__Exercise details__
Check every line below for the string "刚构体系", and copy the lines that contain it.

__Data entries__
________

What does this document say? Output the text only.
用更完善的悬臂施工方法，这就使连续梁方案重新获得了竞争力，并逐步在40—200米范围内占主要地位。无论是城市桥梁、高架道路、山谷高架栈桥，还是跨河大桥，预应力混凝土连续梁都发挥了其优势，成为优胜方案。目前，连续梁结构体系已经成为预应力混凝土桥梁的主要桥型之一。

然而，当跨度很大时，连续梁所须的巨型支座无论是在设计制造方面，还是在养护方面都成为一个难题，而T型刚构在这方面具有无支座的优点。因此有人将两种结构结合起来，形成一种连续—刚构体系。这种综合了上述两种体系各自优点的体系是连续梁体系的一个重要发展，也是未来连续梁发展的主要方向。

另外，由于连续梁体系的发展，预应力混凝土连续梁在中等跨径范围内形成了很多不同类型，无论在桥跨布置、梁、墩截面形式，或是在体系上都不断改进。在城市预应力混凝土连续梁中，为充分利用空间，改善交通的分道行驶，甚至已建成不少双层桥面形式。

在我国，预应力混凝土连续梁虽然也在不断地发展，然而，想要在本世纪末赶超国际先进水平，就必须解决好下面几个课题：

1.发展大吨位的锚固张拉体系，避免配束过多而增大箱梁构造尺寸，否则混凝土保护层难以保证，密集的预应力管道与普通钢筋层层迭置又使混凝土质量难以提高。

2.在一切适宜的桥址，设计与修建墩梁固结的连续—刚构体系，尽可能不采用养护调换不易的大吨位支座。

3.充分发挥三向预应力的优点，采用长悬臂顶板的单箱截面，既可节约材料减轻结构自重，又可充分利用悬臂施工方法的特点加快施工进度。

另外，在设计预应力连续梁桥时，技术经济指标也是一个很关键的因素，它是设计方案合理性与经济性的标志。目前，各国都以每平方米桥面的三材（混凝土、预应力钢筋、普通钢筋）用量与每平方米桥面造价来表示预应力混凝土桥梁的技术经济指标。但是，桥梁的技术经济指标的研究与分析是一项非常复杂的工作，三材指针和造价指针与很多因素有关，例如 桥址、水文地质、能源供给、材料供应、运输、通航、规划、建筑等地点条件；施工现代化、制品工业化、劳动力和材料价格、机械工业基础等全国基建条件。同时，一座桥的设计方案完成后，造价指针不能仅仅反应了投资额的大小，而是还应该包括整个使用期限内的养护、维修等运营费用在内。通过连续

________

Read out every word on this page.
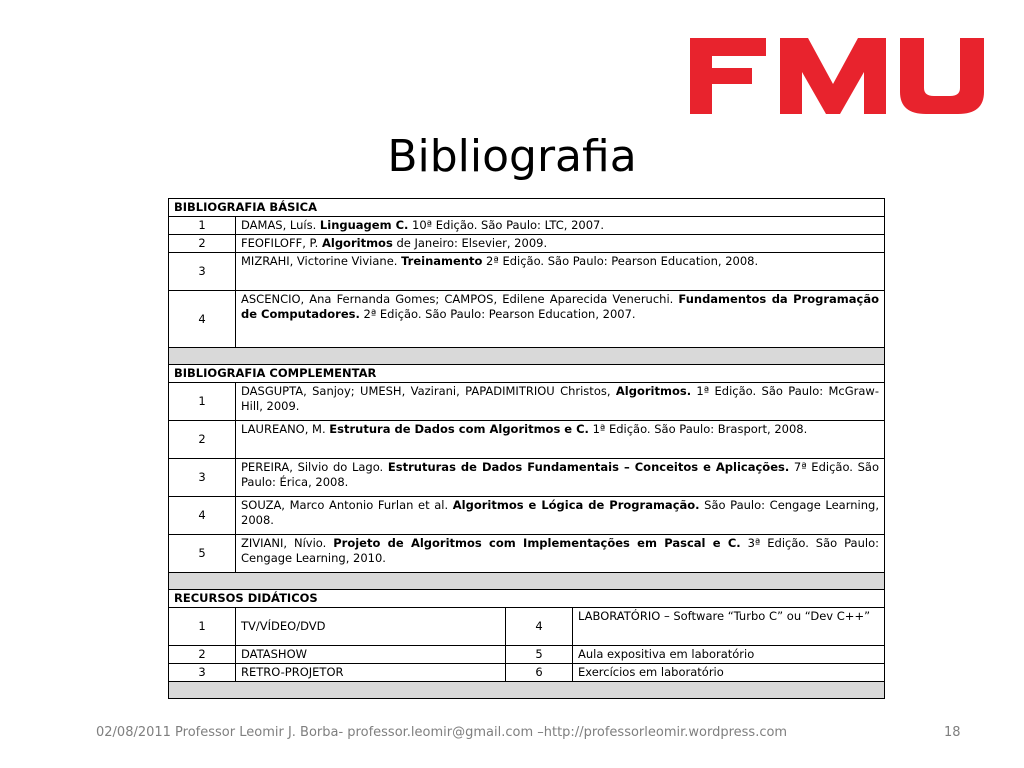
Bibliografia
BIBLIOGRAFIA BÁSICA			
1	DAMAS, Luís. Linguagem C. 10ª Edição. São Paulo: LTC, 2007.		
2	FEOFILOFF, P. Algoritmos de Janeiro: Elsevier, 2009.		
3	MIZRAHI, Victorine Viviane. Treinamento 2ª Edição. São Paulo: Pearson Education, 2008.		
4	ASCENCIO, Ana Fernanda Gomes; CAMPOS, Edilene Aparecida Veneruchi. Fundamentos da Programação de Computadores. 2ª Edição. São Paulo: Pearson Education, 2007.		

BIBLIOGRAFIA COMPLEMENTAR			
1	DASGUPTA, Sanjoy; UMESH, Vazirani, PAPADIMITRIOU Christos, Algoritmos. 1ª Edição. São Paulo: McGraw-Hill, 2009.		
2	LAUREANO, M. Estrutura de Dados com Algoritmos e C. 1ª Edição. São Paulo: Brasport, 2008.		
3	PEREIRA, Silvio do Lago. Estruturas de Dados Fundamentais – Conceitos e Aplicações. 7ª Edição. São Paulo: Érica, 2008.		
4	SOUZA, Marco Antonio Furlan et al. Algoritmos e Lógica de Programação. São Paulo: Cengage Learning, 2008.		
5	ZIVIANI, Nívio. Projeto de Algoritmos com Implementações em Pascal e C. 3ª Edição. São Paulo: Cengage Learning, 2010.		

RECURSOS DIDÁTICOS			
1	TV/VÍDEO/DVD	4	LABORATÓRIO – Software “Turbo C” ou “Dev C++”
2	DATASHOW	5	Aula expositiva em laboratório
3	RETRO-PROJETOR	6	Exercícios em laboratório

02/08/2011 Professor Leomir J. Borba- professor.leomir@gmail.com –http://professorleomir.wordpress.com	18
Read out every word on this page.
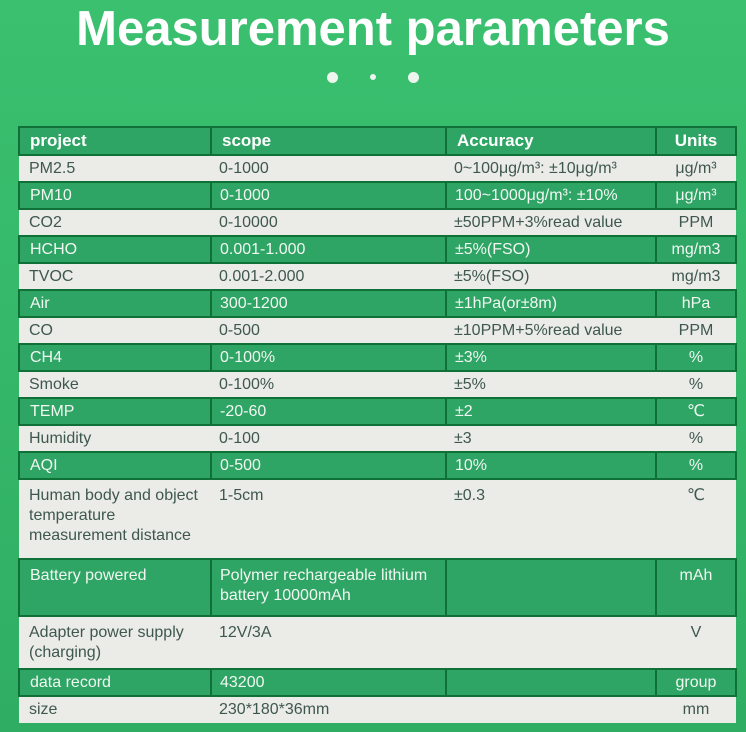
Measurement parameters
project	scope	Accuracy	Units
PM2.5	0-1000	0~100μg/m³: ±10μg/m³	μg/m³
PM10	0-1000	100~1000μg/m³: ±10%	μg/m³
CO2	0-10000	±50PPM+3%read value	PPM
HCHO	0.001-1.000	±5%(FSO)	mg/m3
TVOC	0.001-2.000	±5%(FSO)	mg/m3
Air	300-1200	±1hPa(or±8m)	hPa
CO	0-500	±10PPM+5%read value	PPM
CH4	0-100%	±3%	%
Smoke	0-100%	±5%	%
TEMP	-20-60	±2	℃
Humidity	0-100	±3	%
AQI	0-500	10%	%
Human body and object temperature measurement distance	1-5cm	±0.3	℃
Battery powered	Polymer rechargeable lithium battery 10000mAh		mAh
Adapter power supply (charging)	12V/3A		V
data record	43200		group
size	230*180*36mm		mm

________

__Task solution__
然而，当跨度很大时，连续梁所须的巨型支座无论是在设计制造方面，还是在养护方面都成为一个难题，而T型刚构在这方面具有无支座的优点。因此有人将两种结构结合起来，形成一种连续—刚构体系。这种综合了上述两种体系各自优点的体系是连续梁体系的一个重要发展，也是未来连续梁发展的主要方向。
2.在一切适宜的桥址，设计与修建墩梁固结的连续—刚构体系，尽可能不采用养护调换不易的大吨位支座。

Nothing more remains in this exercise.